TO BE DONE. Copy each line that has the string "Formularen" somewhere in it.

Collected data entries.
- - -

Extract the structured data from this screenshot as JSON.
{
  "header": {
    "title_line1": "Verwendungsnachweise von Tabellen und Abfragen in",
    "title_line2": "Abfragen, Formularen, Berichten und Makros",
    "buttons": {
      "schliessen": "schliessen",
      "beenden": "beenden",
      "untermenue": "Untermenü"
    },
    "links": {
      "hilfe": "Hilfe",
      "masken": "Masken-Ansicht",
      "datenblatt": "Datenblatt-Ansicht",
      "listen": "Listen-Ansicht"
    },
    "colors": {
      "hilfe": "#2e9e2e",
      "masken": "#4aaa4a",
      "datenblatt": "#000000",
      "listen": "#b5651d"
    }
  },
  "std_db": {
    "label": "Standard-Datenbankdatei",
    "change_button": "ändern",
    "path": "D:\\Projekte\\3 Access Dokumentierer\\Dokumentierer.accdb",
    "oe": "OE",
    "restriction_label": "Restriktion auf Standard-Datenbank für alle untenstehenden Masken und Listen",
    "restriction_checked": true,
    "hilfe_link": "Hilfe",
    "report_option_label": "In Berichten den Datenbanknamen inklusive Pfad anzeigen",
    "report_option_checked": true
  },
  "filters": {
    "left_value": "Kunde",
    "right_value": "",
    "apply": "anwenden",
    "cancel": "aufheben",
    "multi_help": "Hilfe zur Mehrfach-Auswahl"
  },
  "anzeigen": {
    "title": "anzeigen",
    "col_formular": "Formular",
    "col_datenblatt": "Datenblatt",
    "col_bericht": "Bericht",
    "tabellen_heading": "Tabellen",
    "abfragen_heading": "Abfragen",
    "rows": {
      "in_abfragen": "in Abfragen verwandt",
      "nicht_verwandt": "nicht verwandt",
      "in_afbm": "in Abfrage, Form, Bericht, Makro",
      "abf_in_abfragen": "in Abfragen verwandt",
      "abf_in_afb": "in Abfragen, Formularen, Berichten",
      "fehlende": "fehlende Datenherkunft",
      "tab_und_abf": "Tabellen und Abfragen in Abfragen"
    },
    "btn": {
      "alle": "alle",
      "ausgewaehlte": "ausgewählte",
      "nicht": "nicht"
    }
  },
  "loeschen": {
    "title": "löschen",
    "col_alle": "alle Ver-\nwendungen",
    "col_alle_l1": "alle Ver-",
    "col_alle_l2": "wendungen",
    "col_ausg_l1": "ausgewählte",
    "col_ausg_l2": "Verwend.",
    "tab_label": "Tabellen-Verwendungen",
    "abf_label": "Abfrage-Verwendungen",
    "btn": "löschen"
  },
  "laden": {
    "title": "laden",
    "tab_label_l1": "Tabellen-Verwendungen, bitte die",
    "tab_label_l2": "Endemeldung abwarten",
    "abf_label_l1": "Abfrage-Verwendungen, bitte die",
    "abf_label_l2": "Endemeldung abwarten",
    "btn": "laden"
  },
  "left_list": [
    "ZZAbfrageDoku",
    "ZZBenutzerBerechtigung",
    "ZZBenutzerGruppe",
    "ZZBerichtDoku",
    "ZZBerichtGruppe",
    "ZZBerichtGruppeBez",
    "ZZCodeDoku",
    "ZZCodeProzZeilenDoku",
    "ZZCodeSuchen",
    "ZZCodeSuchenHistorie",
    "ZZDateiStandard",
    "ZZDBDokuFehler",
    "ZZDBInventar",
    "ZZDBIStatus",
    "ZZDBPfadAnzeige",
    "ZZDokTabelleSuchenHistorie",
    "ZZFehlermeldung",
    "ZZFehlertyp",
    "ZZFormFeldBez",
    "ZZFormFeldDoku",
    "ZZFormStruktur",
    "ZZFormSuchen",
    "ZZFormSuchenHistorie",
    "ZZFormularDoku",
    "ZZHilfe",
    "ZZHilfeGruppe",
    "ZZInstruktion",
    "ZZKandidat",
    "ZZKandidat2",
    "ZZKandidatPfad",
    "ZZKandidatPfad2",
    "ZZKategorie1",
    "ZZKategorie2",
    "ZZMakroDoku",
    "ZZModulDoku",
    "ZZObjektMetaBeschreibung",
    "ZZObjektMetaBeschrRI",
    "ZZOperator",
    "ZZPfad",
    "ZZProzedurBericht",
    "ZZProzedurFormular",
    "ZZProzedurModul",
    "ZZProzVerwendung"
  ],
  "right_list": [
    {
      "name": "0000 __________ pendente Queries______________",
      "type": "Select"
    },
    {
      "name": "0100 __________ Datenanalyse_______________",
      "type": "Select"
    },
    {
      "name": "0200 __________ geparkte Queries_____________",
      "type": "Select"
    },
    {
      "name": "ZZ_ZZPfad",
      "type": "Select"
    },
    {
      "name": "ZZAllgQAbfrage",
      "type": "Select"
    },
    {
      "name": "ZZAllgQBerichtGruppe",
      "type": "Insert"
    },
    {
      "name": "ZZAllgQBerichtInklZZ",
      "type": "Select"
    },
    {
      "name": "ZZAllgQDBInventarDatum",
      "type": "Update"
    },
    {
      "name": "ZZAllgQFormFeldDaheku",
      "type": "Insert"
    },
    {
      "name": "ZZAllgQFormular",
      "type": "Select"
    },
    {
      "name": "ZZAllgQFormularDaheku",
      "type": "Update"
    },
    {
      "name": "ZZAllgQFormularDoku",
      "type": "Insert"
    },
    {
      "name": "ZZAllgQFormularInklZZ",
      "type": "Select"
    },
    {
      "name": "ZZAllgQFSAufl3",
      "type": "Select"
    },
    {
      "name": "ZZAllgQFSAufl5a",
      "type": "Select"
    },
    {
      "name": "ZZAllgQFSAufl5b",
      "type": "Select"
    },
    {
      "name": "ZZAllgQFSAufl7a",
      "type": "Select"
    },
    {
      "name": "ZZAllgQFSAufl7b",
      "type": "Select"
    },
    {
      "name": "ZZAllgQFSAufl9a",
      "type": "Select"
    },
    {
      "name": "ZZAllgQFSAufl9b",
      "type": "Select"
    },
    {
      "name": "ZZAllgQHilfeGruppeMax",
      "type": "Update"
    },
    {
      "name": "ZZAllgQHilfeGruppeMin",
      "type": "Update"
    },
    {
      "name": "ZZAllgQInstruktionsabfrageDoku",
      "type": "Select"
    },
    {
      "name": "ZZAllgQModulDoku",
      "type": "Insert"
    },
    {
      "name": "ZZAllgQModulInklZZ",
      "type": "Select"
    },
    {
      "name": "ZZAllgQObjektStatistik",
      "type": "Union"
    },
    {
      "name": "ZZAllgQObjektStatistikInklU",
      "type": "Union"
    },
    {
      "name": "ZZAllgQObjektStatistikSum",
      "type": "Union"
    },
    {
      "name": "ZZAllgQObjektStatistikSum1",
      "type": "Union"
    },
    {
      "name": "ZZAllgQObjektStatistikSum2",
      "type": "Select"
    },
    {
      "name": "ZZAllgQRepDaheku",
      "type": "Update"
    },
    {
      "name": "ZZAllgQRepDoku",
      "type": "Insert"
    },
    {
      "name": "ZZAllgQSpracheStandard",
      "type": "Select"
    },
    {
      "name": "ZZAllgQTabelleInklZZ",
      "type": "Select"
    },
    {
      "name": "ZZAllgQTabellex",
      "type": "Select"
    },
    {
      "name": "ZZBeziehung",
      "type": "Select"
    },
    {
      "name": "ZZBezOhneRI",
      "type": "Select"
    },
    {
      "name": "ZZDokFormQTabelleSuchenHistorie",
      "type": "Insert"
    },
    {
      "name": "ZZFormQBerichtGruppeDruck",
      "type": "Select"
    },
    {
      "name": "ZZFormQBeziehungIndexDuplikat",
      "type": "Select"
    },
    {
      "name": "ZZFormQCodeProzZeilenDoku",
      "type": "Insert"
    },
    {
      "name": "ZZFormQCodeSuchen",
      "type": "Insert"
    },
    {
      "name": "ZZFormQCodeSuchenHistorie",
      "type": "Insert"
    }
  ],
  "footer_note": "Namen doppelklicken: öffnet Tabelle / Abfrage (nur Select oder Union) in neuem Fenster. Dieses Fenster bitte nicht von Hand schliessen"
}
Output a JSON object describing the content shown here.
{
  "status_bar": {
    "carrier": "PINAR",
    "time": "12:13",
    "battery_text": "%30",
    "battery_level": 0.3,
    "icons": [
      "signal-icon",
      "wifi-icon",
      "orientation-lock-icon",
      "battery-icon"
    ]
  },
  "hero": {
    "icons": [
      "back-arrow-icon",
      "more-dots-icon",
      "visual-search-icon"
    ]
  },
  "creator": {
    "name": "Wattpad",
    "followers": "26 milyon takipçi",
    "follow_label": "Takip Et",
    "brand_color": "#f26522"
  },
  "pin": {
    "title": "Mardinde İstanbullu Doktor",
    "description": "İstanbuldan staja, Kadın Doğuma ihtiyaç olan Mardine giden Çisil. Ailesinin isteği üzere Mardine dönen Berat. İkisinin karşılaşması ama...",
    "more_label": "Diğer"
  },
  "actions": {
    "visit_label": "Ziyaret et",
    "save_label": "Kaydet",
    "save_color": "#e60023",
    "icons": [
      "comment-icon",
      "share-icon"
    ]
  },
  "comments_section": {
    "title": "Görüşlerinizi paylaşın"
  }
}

- - -

ANSWER TO THIS EXERCISE.
    "title_line2": "Abfragen, Formularen, Berichten und Makros",
      "abf_in_afb": "in Abfragen, Formularen, Berichten",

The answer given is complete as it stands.